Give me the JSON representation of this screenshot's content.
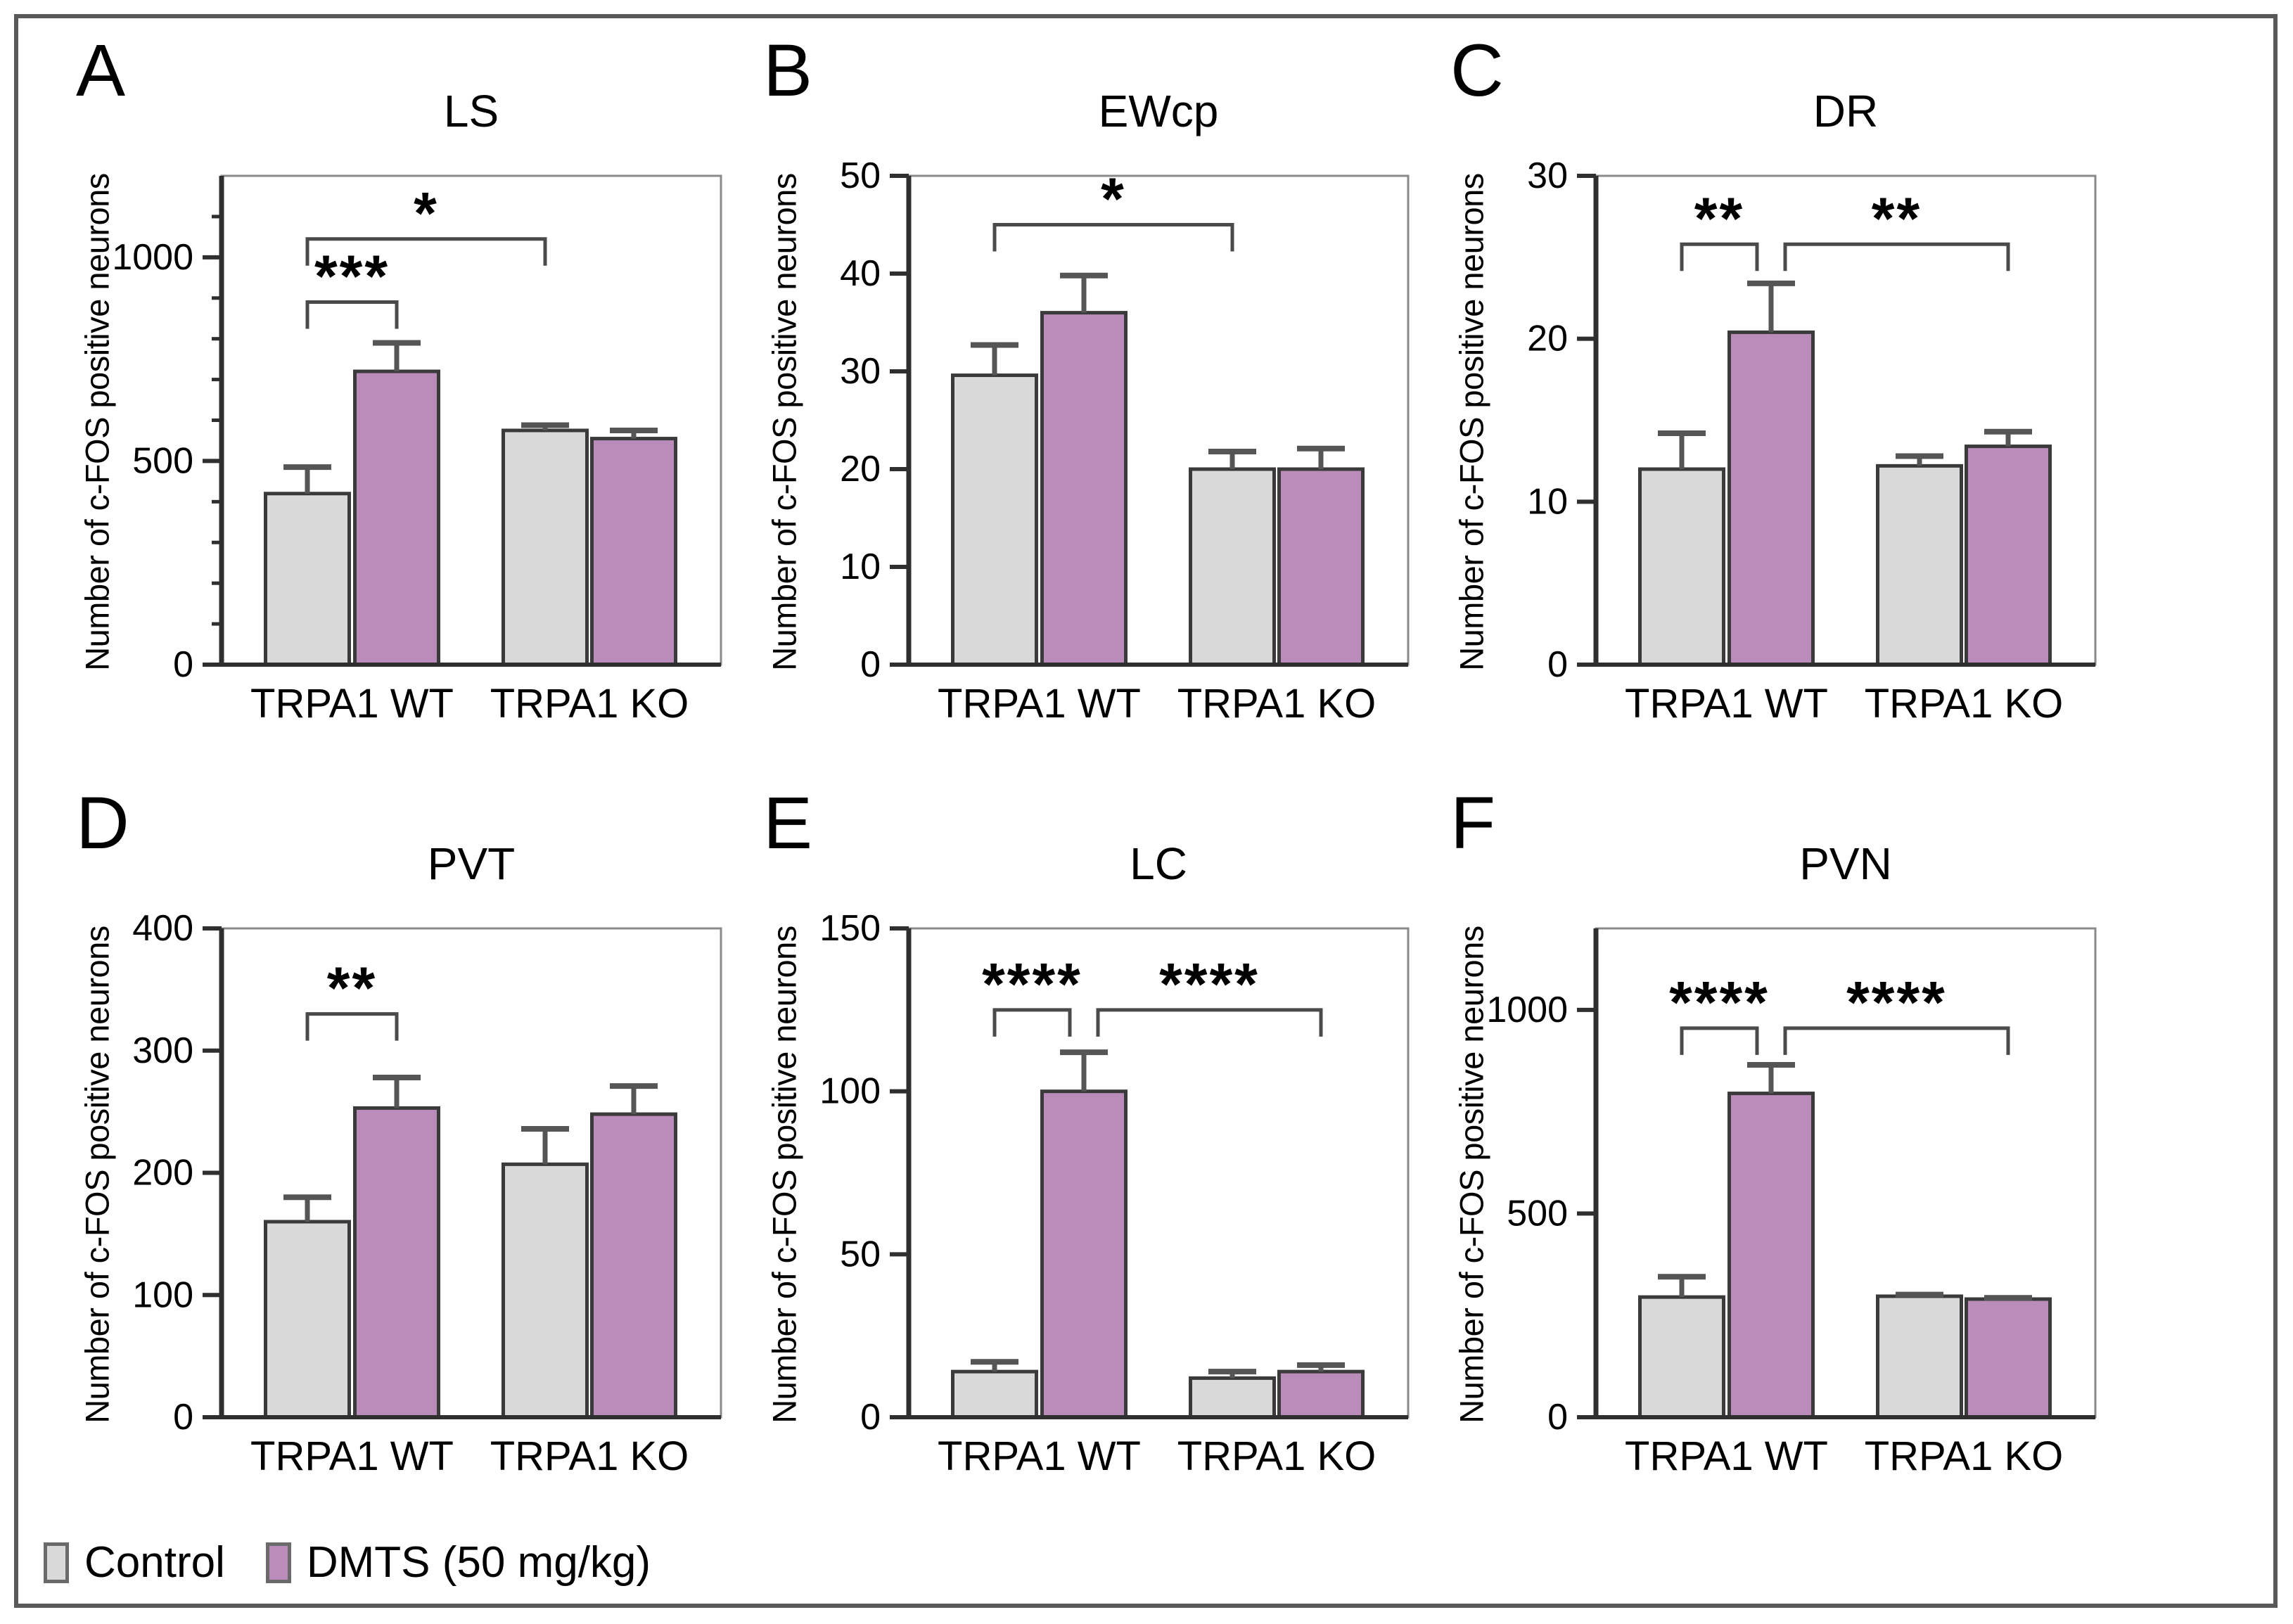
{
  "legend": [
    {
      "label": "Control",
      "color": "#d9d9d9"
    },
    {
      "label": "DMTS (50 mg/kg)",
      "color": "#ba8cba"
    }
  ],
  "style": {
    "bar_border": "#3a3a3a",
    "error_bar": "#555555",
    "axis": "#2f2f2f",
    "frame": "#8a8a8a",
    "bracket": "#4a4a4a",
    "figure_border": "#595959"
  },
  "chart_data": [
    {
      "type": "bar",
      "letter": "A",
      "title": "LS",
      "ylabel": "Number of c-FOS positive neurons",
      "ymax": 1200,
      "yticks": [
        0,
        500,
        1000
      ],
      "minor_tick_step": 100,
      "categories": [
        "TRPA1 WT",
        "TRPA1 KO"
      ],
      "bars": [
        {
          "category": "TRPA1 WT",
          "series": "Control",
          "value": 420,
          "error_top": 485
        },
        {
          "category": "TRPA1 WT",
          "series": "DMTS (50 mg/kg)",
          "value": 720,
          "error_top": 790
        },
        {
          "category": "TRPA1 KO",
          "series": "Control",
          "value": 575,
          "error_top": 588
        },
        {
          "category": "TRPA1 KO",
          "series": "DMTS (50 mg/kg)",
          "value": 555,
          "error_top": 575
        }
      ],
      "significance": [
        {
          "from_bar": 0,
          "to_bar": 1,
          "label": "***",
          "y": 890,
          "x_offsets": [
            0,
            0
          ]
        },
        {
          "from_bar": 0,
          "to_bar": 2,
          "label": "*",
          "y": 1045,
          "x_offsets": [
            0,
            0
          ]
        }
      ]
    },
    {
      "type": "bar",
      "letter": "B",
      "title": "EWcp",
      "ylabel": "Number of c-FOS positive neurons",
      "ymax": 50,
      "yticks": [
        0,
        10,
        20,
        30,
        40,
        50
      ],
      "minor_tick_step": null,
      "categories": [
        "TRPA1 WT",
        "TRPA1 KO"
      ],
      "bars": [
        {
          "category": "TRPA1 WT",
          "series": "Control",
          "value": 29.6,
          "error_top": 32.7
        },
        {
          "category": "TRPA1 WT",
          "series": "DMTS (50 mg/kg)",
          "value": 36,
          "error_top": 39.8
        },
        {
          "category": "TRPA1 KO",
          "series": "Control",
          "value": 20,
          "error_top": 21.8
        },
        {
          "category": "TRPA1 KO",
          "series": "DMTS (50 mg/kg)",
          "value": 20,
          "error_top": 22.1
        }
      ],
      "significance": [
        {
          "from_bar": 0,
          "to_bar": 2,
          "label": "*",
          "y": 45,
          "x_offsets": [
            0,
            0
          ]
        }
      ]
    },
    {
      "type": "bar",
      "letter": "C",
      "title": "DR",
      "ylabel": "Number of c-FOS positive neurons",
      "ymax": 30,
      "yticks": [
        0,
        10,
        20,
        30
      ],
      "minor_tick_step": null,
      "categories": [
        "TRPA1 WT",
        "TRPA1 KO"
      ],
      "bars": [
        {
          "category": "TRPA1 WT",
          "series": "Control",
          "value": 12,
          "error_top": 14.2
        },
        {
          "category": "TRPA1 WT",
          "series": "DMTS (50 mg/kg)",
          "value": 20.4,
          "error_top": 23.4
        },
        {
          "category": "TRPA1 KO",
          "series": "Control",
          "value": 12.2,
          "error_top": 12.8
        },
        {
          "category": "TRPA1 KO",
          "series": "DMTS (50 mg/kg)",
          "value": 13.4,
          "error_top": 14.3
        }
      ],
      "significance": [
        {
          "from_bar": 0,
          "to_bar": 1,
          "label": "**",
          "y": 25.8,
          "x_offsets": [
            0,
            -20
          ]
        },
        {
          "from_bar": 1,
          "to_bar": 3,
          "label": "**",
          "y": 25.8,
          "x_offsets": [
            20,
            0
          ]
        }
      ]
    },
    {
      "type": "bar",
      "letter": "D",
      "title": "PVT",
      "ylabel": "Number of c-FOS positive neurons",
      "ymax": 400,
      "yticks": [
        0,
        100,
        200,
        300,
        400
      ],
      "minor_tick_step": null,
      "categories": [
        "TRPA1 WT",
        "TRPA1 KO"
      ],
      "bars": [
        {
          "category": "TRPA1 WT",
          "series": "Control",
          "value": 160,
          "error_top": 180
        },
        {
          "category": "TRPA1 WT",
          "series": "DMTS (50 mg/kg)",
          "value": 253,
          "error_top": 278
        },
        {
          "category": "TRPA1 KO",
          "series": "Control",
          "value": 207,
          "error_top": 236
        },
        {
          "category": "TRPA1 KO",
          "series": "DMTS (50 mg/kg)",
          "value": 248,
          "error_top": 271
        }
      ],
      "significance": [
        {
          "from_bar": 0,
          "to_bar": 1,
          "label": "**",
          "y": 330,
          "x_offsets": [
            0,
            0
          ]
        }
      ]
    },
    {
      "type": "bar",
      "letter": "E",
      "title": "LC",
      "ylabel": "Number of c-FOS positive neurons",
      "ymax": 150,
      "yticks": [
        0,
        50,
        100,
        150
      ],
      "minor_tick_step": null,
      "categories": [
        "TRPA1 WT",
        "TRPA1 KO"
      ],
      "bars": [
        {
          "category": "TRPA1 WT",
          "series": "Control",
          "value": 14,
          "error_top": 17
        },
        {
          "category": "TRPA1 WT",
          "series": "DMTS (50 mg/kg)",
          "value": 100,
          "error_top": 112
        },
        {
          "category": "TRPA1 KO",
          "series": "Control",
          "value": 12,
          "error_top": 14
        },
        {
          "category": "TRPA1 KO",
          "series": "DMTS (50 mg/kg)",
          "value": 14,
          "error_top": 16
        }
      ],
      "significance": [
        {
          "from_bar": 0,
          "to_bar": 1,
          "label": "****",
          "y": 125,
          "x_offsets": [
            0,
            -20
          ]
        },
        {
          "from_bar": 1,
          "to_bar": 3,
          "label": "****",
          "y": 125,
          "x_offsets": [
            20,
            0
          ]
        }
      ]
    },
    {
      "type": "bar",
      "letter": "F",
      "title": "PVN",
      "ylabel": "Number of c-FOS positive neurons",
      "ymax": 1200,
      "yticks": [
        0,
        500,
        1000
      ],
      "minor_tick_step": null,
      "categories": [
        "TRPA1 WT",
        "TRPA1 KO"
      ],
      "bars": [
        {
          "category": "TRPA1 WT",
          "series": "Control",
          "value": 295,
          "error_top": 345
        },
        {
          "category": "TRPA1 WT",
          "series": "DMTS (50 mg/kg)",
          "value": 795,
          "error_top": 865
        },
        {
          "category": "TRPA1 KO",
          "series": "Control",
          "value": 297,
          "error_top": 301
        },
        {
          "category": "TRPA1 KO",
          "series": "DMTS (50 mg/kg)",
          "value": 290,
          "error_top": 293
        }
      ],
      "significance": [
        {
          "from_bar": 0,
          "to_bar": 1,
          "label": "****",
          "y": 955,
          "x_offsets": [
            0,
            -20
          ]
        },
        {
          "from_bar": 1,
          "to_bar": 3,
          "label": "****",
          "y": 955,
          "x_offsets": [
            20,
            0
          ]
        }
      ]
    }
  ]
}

TASK PROMPT: Keep the pictures out of the copy and write out the data exactly as it stands.

RESULT:
Give me the JSON representation of this screenshot's content.
{
  "legend": [
    {
      "label": "Control",
      "color": "#d9d9d9"
    },
    {
      "label": "DMTS (50 mg/kg)",
      "color": "#ba8cba"
    }
  ],
  "style": {
    "bar_border": "#3a3a3a",
    "error_bar": "#555555",
    "axis": "#2f2f2f",
    "frame": "#8a8a8a",
    "bracket": "#4a4a4a",
    "figure_border": "#595959"
  },
  "chart_data": [
    {
      "type": "bar",
      "letter": "A",
      "title": "LS",
      "ylabel": "Number of c-FOS positive neurons",
      "ymax": 1200,
      "yticks": [
        0,
        500,
        1000
      ],
      "minor_tick_step": 100,
      "categories": [
        "TRPA1 WT",
        "TRPA1 KO"
      ],
      "bars": [
        {
          "category": "TRPA1 WT",
          "series": "Control",
          "value": 420,
          "error_top": 485
        },
        {
          "category": "TRPA1 WT",
          "series": "DMTS (50 mg/kg)",
          "value": 720,
          "error_top": 790
        },
        {
          "category": "TRPA1 KO",
          "series": "Control",
          "value": 575,
          "error_top": 588
        },
        {
          "category": "TRPA1 KO",
          "series": "DMTS (50 mg/kg)",
          "value": 555,
          "error_top": 575
        }
      ],
      "significance": [
        {
          "from_bar": 0,
          "to_bar": 1,
          "label": "***",
          "y": 890,
          "x_offsets": [
            0,
            0
          ]
        },
        {
          "from_bar": 0,
          "to_bar": 2,
          "label": "*",
          "y": 1045,
          "x_offsets": [
            0,
            0
          ]
        }
      ]
    },
    {
      "type": "bar",
      "letter": "B",
      "title": "EWcp",
      "ylabel": "Number of c-FOS positive neurons",
      "ymax": 50,
      "yticks": [
        0,
        10,
        20,
        30,
        40,
        50
      ],
      "minor_tick_step": null,
      "categories": [
        "TRPA1 WT",
        "TRPA1 KO"
      ],
      "bars": [
        {
          "category": "TRPA1 WT",
          "series": "Control",
          "value": 29.6,
          "error_top": 32.7
        },
        {
          "category": "TRPA1 WT",
          "series": "DMTS (50 mg/kg)",
          "value": 36,
          "error_top": 39.8
        },
        {
          "category": "TRPA1 KO",
          "series": "Control",
          "value": 20,
          "error_top": 21.8
        },
        {
          "category": "TRPA1 KO",
          "series": "DMTS (50 mg/kg)",
          "value": 20,
          "error_top": 22.1
        }
      ],
      "significance": [
        {
          "from_bar": 0,
          "to_bar": 2,
          "label": "*",
          "y": 45,
          "x_offsets": [
            0,
            0
          ]
        }
      ]
    },
    {
      "type": "bar",
      "letter": "C",
      "title": "DR",
      "ylabel": "Number of c-FOS positive neurons",
      "ymax": 30,
      "yticks": [
        0,
        10,
        20,
        30
      ],
      "minor_tick_step": null,
      "categories": [
        "TRPA1 WT",
        "TRPA1 KO"
      ],
      "bars": [
        {
          "category": "TRPA1 WT",
          "series": "Control",
          "value": 12,
          "error_top": 14.2
        },
        {
          "category": "TRPA1 WT",
          "series": "DMTS (50 mg/kg)",
          "value": 20.4,
          "error_top": 23.4
        },
        {
          "category": "TRPA1 KO",
          "series": "Control",
          "value": 12.2,
          "error_top": 12.8
        },
        {
          "category": "TRPA1 KO",
          "series": "DMTS (50 mg/kg)",
          "value": 13.4,
          "error_top": 14.3
        }
      ],
      "significance": [
        {
          "from_bar": 0,
          "to_bar": 1,
          "label": "**",
          "y": 25.8,
          "x_offsets": [
            0,
            -20
          ]
        },
        {
          "from_bar": 1,
          "to_bar": 3,
          "label": "**",
          "y": 25.8,
          "x_offsets": [
            20,
            0
          ]
        }
      ]
    },
    {
      "type": "bar",
      "letter": "D",
      "title": "PVT",
      "ylabel": "Number of c-FOS positive neurons",
      "ymax": 400,
      "yticks": [
        0,
        100,
        200,
        300,
        400
      ],
      "minor_tick_step": null,
      "categories": [
        "TRPA1 WT",
        "TRPA1 KO"
      ],
      "bars": [
        {
          "category": "TRPA1 WT",
          "series": "Control",
          "value": 160,
          "error_top": 180
        },
        {
          "category": "TRPA1 WT",
          "series": "DMTS (50 mg/kg)",
          "value": 253,
          "error_top": 278
        },
        {
          "category": "TRPA1 KO",
          "series": "Control",
          "value": 207,
          "error_top": 236
        },
        {
          "category": "TRPA1 KO",
          "series": "DMTS (50 mg/kg)",
          "value": 248,
          "error_top": 271
        }
      ],
      "significance": [
        {
          "from_bar": 0,
          "to_bar": 1,
          "label": "**",
          "y": 330,
          "x_offsets": [
            0,
            0
          ]
        }
      ]
    },
    {
      "type": "bar",
      "letter": "E",
      "title": "LC",
      "ylabel": "Number of c-FOS positive neurons",
      "ymax": 150,
      "yticks": [
        0,
        50,
        100,
        150
      ],
      "minor_tick_step": null,
      "categories": [
        "TRPA1 WT",
        "TRPA1 KO"
      ],
      "bars": [
        {
          "category": "TRPA1 WT",
          "series": "Control",
          "value": 14,
          "error_top": 17
        },
        {
          "category": "TRPA1 WT",
          "series": "DMTS (50 mg/kg)",
          "value": 100,
          "error_top": 112
        },
        {
          "category": "TRPA1 KO",
          "series": "Control",
          "value": 12,
          "error_top": 14
        },
        {
          "category": "TRPA1 KO",
          "series": "DMTS (50 mg/kg)",
          "value": 14,
          "error_top": 16
        }
      ],
      "significance": [
        {
          "from_bar": 0,
          "to_bar": 1,
          "label": "****",
          "y": 125,
          "x_offsets": [
            0,
            -20
          ]
        },
        {
          "from_bar": 1,
          "to_bar": 3,
          "label": "****",
          "y": 125,
          "x_offsets": [
            20,
            0
          ]
        }
      ]
    },
    {
      "type": "bar",
      "letter": "F",
      "title": "PVN",
      "ylabel": "Number of c-FOS positive neurons",
      "ymax": 1200,
      "yticks": [
        0,
        500,
        1000
      ],
      "minor_tick_step": null,
      "categories": [
        "TRPA1 WT",
        "TRPA1 KO"
      ],
      "bars": [
        {
          "category": "TRPA1 WT",
          "series": "Control",
          "value": 295,
          "error_top": 345
        },
        {
          "category": "TRPA1 WT",
          "series": "DMTS (50 mg/kg)",
          "value": 795,
          "error_top": 865
        },
        {
          "category": "TRPA1 KO",
          "series": "Control",
          "value": 297,
          "error_top": 301
        },
        {
          "category": "TRPA1 KO",
          "series": "DMTS (50 mg/kg)",
          "value": 290,
          "error_top": 293
        }
      ],
      "significance": [
        {
          "from_bar": 0,
          "to_bar": 1,
          "label": "****",
          "y": 955,
          "x_offsets": [
            0,
            -20
          ]
        },
        {
          "from_bar": 1,
          "to_bar": 3,
          "label": "****",
          "y": 955,
          "x_offsets": [
            20,
            0
          ]
        }
      ]
    }
  ]
}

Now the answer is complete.